§ **Supplied material**:
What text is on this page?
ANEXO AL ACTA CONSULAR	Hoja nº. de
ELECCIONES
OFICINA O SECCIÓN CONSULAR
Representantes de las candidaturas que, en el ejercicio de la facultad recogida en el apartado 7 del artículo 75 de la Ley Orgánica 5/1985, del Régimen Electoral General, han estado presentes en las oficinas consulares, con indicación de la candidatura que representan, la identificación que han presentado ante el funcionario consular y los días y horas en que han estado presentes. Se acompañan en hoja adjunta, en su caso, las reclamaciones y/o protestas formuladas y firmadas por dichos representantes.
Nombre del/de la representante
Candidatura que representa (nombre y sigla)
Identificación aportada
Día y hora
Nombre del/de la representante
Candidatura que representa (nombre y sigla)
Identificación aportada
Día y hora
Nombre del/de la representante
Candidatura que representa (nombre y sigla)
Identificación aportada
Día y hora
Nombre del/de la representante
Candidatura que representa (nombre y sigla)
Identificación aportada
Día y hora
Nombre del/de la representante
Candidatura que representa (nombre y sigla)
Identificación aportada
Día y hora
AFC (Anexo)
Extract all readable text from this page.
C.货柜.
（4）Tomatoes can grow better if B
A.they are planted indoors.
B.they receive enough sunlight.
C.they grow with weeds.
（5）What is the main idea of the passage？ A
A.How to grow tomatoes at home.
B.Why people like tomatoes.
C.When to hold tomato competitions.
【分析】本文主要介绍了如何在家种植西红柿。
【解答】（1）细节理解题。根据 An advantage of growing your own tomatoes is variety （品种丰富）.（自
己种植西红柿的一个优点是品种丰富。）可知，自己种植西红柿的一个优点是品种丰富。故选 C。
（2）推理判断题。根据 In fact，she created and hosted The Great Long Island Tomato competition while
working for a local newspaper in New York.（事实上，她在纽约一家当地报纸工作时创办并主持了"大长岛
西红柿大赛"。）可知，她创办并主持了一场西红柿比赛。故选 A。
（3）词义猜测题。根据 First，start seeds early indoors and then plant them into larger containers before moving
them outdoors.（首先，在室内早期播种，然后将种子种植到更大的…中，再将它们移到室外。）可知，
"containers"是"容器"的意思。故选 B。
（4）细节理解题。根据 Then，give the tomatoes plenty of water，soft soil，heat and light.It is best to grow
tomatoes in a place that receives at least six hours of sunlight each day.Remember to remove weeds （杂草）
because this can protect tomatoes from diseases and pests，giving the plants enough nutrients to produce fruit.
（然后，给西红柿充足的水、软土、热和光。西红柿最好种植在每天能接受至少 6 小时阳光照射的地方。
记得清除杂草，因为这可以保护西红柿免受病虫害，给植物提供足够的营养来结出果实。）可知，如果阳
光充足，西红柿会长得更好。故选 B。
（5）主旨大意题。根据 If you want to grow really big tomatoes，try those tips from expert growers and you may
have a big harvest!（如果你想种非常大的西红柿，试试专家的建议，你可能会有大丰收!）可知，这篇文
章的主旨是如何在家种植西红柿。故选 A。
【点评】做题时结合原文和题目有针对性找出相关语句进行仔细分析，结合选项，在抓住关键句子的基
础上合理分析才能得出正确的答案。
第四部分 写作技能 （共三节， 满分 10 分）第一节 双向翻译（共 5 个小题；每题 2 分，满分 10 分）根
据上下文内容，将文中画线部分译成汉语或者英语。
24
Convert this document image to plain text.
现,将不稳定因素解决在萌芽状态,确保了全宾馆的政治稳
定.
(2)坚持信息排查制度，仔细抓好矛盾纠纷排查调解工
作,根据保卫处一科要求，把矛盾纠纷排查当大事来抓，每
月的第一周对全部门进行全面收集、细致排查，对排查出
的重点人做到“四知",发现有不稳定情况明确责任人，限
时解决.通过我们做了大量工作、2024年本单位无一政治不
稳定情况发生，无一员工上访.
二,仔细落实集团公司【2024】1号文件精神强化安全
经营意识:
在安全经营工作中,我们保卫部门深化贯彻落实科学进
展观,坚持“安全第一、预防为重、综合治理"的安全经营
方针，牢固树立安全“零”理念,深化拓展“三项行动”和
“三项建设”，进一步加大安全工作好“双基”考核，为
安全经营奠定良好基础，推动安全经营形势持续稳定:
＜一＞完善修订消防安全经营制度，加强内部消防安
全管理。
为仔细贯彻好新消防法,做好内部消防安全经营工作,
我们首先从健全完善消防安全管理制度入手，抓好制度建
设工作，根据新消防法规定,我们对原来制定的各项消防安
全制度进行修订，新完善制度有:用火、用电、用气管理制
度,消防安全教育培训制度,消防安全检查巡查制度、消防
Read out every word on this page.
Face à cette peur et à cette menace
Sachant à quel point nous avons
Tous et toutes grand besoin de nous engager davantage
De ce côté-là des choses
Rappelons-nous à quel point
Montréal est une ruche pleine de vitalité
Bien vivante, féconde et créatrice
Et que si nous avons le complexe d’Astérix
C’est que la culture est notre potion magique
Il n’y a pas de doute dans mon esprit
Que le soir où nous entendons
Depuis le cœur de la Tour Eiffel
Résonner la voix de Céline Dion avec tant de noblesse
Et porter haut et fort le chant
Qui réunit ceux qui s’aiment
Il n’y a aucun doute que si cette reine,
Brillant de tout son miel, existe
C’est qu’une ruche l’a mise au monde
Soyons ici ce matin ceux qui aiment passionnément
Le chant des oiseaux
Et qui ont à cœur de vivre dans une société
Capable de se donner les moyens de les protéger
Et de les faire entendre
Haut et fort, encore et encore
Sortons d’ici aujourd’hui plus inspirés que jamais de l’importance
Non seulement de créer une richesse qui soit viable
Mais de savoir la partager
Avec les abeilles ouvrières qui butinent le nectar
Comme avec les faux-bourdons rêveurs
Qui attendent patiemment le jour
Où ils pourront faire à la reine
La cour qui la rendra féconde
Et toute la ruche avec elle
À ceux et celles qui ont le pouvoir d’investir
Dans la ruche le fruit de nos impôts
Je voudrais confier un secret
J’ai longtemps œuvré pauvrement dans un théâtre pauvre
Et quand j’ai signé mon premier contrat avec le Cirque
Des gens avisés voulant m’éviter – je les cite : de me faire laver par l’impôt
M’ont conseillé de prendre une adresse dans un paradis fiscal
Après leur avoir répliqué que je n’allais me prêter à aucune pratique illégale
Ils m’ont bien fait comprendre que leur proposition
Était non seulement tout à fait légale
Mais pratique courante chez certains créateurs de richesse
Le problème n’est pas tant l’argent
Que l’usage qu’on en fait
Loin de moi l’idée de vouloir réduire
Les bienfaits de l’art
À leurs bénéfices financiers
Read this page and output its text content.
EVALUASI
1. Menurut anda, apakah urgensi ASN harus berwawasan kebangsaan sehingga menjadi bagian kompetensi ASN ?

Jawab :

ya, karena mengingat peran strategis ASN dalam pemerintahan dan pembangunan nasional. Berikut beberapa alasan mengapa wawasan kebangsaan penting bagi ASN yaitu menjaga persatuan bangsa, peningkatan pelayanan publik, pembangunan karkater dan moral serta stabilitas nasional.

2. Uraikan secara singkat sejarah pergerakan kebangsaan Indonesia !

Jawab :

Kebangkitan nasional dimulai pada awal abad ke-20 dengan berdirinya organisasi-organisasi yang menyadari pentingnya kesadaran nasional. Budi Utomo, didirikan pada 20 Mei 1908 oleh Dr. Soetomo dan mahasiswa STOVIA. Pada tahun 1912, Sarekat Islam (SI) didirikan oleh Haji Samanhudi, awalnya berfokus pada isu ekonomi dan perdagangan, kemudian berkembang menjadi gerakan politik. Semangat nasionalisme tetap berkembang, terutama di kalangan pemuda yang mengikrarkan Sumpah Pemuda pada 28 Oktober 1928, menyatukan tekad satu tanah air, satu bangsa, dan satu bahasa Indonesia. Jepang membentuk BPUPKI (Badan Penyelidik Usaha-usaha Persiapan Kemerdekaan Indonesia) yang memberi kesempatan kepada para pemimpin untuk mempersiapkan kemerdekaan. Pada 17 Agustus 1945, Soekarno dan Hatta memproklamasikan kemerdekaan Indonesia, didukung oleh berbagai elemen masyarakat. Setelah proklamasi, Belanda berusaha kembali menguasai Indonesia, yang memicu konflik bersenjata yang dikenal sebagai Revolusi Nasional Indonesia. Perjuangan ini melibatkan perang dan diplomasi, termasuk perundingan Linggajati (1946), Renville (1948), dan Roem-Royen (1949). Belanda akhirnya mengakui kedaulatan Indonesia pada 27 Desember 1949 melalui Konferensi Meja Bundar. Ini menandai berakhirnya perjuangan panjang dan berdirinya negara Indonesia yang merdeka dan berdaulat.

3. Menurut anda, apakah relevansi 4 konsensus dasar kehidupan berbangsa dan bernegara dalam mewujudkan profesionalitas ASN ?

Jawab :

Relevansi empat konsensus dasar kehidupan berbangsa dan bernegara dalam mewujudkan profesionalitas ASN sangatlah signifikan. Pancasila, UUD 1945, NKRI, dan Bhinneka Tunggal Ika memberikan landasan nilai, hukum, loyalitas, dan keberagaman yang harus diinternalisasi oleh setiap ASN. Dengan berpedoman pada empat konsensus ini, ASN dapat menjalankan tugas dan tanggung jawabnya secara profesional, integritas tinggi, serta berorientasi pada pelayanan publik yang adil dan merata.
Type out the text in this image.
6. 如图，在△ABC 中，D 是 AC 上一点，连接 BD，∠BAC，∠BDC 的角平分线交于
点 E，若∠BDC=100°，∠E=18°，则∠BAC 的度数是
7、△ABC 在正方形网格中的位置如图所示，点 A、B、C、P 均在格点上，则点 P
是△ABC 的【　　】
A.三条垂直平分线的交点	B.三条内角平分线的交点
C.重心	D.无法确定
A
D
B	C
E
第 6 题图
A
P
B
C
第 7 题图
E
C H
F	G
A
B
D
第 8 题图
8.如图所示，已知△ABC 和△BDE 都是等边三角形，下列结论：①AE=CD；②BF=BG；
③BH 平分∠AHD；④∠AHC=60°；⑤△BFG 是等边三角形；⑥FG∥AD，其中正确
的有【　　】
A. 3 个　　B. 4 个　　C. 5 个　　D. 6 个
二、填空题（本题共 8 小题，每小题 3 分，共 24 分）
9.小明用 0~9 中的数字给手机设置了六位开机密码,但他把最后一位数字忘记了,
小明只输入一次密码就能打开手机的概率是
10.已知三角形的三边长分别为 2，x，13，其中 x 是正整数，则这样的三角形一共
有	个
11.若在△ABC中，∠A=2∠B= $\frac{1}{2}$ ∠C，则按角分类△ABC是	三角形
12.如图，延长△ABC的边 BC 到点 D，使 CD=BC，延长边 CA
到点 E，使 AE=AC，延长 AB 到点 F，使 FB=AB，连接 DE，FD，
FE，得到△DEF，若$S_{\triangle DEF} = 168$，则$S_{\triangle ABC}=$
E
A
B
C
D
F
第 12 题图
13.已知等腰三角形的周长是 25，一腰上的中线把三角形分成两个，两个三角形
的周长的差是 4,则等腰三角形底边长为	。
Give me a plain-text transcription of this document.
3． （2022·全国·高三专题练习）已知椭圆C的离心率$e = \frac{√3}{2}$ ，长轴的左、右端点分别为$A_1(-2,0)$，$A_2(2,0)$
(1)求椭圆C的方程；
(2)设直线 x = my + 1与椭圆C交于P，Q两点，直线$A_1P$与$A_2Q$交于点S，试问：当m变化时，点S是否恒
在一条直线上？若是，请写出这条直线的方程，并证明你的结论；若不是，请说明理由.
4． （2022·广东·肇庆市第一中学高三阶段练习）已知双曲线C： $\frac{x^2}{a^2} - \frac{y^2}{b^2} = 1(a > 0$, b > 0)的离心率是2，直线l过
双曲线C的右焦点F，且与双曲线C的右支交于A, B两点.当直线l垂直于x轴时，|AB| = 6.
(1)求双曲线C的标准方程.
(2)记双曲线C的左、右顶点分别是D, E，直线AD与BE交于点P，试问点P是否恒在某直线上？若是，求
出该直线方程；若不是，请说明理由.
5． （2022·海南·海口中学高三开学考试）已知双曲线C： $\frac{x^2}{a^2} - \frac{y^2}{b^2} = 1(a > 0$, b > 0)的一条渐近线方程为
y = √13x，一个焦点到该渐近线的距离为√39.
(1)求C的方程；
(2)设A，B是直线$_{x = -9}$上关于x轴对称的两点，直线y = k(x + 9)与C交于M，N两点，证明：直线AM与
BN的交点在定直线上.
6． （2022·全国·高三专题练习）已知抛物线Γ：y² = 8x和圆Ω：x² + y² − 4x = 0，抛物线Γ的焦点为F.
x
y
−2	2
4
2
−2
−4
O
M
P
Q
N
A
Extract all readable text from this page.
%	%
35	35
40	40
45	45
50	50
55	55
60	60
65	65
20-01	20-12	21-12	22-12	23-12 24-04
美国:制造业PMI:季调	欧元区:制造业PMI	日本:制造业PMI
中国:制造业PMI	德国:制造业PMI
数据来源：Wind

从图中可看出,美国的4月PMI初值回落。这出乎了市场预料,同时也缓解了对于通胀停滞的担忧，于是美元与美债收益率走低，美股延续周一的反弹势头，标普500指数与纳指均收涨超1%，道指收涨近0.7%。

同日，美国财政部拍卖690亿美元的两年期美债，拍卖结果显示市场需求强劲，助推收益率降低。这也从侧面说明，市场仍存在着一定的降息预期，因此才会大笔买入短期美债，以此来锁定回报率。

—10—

§ **Given task**: Every line in the data that holds "frac" should be copied out.

§ **Solved exercise**:
11.若在△ABC中，∠A=2∠B= $\frac{1}{2}$ ∠C，则按角分类△ABC是	三角形
3． （2022·全国·高三专题练习）已知椭圆C的离心率$e = \frac{√3}{2}$ ，长轴的左、右端点分别为$A_1(-2,0)$，$A_2(2,0)$
4． （2022·广东·肇庆市第一中学高三阶段练习）已知双曲线C： $\frac{x^2}{a^2} - \frac{y^2}{b^2} = 1(a > 0$, b > 0)的离心率是2，直线l过
5． （2022·海南·海口中学高三开学考试）已知双曲线C： $\frac{x^2}{a^2} - \frac{y^2}{b^2} = 1(a > 0$, b > 0)的一条渐近线方程为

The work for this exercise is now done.